Dataset records:

::::::::

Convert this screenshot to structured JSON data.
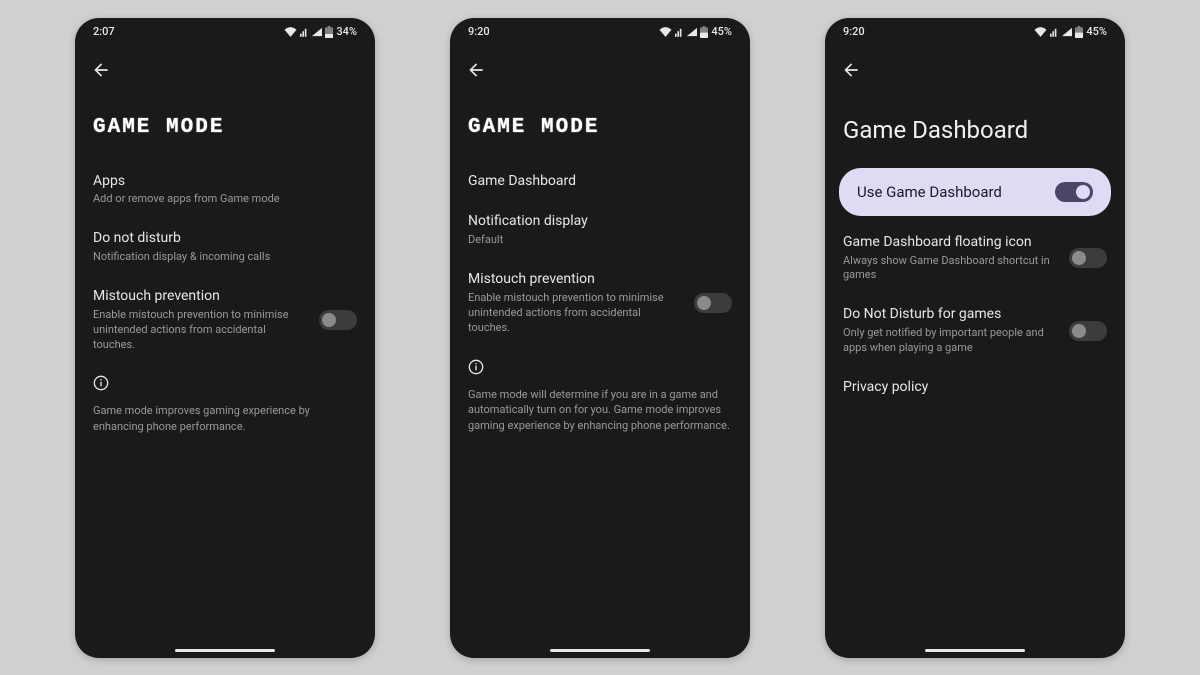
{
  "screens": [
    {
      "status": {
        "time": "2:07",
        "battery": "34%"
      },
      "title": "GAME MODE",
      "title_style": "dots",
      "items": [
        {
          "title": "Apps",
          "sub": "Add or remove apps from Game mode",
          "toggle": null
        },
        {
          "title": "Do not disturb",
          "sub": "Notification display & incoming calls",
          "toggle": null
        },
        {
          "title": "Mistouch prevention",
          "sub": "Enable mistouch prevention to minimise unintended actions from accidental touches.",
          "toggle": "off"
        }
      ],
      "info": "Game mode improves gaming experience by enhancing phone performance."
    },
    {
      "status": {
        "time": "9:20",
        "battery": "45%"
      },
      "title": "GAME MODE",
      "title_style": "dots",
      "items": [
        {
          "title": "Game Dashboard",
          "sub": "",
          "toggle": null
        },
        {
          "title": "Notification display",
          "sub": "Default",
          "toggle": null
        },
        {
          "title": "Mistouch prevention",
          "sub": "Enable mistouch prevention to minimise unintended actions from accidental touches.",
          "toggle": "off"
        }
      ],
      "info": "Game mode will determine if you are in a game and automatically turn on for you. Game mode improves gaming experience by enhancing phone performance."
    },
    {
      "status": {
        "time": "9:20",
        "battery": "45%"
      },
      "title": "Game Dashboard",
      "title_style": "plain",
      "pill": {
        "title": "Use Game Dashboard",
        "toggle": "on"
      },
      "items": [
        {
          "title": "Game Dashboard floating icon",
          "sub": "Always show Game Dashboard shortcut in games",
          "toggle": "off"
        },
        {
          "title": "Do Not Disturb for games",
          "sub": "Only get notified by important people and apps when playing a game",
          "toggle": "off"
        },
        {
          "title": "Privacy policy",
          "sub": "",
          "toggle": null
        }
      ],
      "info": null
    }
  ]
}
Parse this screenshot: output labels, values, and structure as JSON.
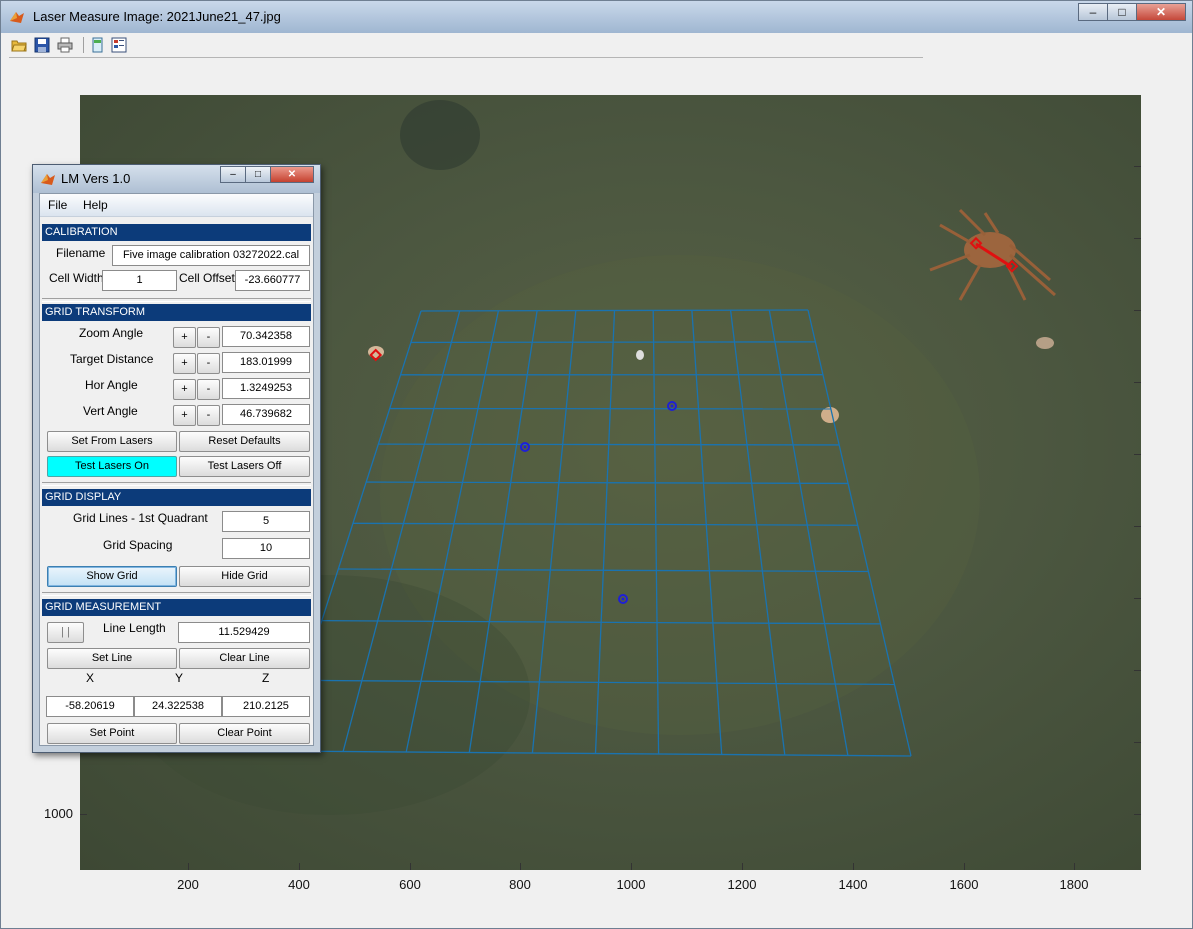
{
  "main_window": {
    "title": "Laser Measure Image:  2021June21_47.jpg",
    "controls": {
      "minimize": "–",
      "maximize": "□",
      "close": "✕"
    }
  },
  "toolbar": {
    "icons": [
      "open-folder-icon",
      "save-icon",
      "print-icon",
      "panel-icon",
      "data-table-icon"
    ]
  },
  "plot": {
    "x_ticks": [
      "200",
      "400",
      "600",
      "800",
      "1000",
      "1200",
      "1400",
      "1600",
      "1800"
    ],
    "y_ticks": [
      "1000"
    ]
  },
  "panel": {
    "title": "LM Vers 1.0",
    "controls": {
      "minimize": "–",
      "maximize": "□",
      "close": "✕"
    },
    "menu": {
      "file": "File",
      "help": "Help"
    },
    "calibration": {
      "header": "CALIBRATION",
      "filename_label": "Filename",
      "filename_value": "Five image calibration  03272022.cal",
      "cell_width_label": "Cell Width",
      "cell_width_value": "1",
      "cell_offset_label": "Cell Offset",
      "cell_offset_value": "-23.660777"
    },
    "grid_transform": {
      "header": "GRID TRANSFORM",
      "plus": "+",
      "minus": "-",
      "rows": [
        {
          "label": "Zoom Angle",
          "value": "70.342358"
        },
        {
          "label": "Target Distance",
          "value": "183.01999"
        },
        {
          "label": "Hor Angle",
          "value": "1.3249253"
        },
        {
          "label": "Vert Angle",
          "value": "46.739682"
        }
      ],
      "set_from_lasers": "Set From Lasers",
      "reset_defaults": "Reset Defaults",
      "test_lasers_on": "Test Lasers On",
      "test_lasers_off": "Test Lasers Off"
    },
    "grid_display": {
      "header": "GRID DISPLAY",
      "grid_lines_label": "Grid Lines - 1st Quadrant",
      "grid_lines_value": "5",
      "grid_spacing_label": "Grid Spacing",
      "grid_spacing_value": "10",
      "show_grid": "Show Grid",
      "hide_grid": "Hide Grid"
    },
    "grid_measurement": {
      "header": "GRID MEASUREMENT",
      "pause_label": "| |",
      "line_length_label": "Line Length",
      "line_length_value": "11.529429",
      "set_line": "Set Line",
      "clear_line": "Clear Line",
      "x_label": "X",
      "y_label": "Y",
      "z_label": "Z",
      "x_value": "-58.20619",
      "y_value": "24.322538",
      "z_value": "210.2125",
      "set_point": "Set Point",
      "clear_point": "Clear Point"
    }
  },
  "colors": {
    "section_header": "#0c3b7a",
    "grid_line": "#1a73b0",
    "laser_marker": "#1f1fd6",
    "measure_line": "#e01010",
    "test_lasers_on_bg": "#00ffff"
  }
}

::::::::

STATED TASK:
Using the material above, state how many lines include the string "Angle". Answer with a single number.

COMPLETE ANSWER:
3